**Task description**
Every line containing the word "elementele" needs to be found and copied.

(Extracted data entries)
** begin **

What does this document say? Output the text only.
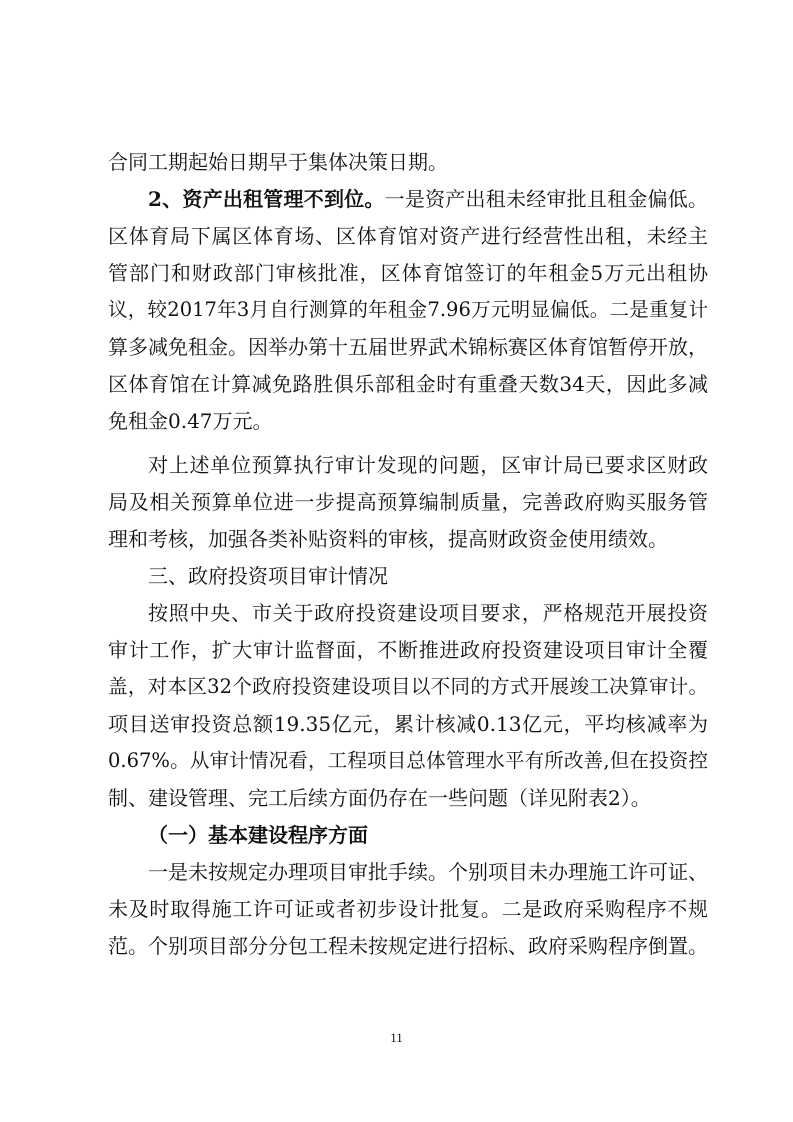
合同工期起始日期早于集体决策日期。
2、资产出租管理不到位。一是资产出租未经审批且租金偏低。
区体育局下属区体育场、区体育馆对资产进行经营性出租，未经主
管部门和财政部门审核批准，区体育馆签订的年租金5万元出租协
议，较2017年3月自行测算的年租金7.96万元明显偏低。二是重复计
算多减免租金。因举办第十五届世界武术锦标赛区体育馆暂停开放，
区体育馆在计算减免路胜俱乐部租金时有重叠天数34天，因此多减
免租金0.47万元。
对上述单位预算执行审计发现的问题，区审计局已要求区财政
局及相关预算单位进一步提高预算编制质量，完善政府购买服务管
理和考核，加强各类补贴资料的审核，提高财政资金使用绩效。
三、政府投资项目审计情况
按照中央、市关于政府投资建设项目要求，严格规范开展投资
审计工作，扩大审计监督面，不断推进政府投资建设项目审计全覆
盖，对本区32个政府投资建设项目以不同的方式开展竣工决算审计。
项目送审投资总额19.35亿元，累计核减0.13亿元，平均核减率为
0.67%。从审计情况看，工程项目总体管理水平有所改善,但在投资控
制、建设管理、完工后续方面仍存在一些问题（详见附表2）。
（一）基本建设程序方面
一是未按规定办理项目审批手续。个别项目未办理施工许可证、
未及时取得施工许可证或者初步设计批复。二是政府采购程序不规
范。个别项目部分分包工程未按规定进行招标、政府采购程序倒置。
11
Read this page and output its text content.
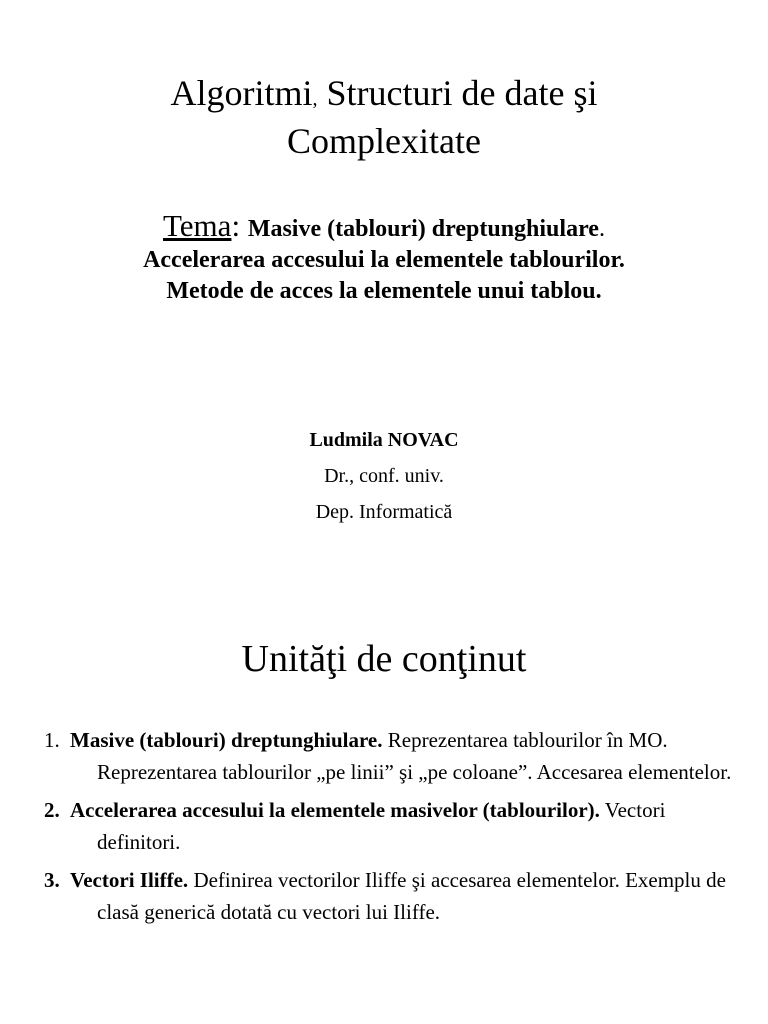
Algoritmi, Structuri de date şi
Complexitate
Tema: Masive (tablouri) dreptunghiulare.
Accelerarea accesului la elementele tablourilor.
Metode de acces la elementele unui tablou.
Ludmila NOVAC
Dr., conf. univ.
Dep. Informatică
Unităţi de conţinut
1. Masive (tablouri) dreptunghiulare. Reprezentarea tablourilor în MO. Reprezentarea tablourilor „pe linii” şi „pe coloane”. Accesarea elementelor.
2. Accelerarea accesului la elementele masivelor (tablourilor). Vectori definitori.
3. Vectori Iliffe. Definirea vectorilor Iliffe şi accesarea elementelor. Exemplu de clasă generică dotată cu vectori lui Iliffe.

** end **

**Exercise result**
Accelerarea accesului la elementele tablourilor.
Metode de acces la elementele unui tablou.
2. Accelerarea accesului la elementele masivelor (tablourilor). Vectori definitori.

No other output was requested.